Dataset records
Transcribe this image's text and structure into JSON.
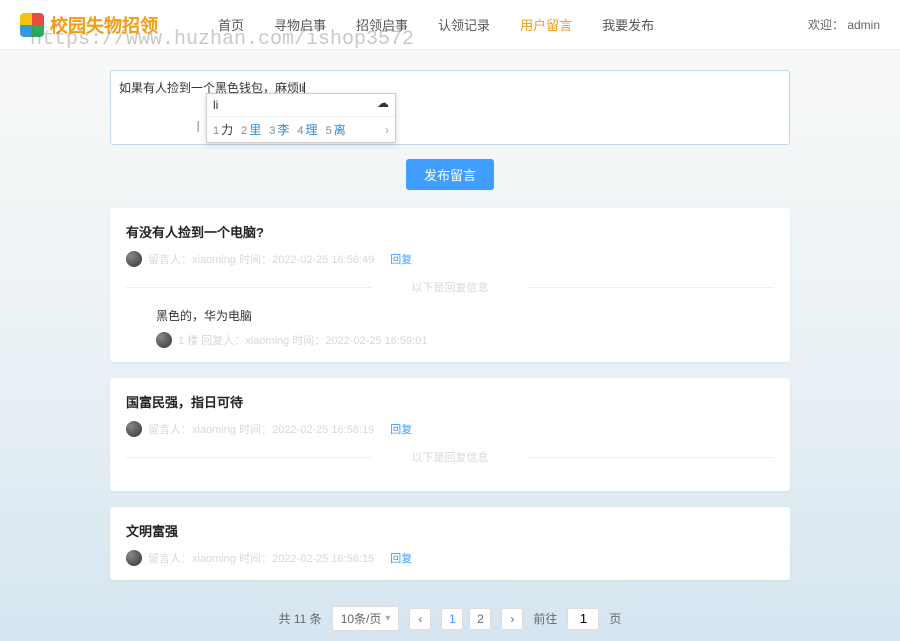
{
  "header": {
    "logo_text": "校园失物招领",
    "nav": [
      {
        "label": "首页",
        "active": false
      },
      {
        "label": "寻物启事",
        "active": false
      },
      {
        "label": "招领启事",
        "active": false
      },
      {
        "label": "认领记录",
        "active": false
      },
      {
        "label": "用户留言",
        "active": true
      },
      {
        "label": "我要发布",
        "active": false
      }
    ],
    "welcome_prefix": "欢迎：",
    "welcome_user": "admin"
  },
  "watermark": "https://www.huzhan.com/ishop3572",
  "compose": {
    "text": "如果有人捡到一个黑色钱包，麻烦li",
    "ime": {
      "input": "li",
      "cloud_icon": "☁",
      "candidates": [
        {
          "num": "1",
          "text": "力",
          "blue": false
        },
        {
          "num": "2",
          "text": "里",
          "blue": true
        },
        {
          "num": "3",
          "text": "李",
          "blue": true
        },
        {
          "num": "4",
          "text": "理",
          "blue": true
        },
        {
          "num": "5",
          "text": "离",
          "blue": true
        }
      ],
      "arrow": "›"
    },
    "publish_btn": "发布留言"
  },
  "posts": [
    {
      "title": "有没有人捡到一个电脑?",
      "meta_text": "留言人：xiaoming 时间：2022-02-25 16:56:49",
      "reply_label": "回复",
      "divider": "以下是回复信息",
      "reply": {
        "content": "黑色的，华为电脑",
        "meta_text": "1 楼 回复人：xiaoming 时间：2022-02-25 16:59:01"
      }
    },
    {
      "title": "国富民强，指日可待",
      "meta_text": "留言人：xiaoming 时间：2022-02-25 16:58:19",
      "reply_label": "回复",
      "divider": "以下是回复信息",
      "reply": null
    },
    {
      "title": "文明富强",
      "meta_text": "留言人：xiaoming 时间：2022-02-25 16:58:15",
      "reply_label": "回复",
      "divider": null,
      "reply": null
    }
  ],
  "pager": {
    "total": "共 11 条",
    "page_size": "10条/页",
    "pages": [
      "1",
      "2"
    ],
    "goto_label": "前往",
    "goto_value": "1",
    "goto_suffix": "页"
  }
}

**What is required:** Copy all lines of the material above where the string "xiaoming" occurs.

**Correct answer:**
      "meta_text": "留言人：xiaoming 时间：2022-02-25 16:56:49",
        "meta_text": "1 楼 回复人：xiaoming 时间：2022-02-25 16:59:01"
      "meta_text": "留言人：xiaoming 时间：2022-02-25 16:58:19",
      "meta_text": "留言人：xiaoming 时间：2022-02-25 16:58:15",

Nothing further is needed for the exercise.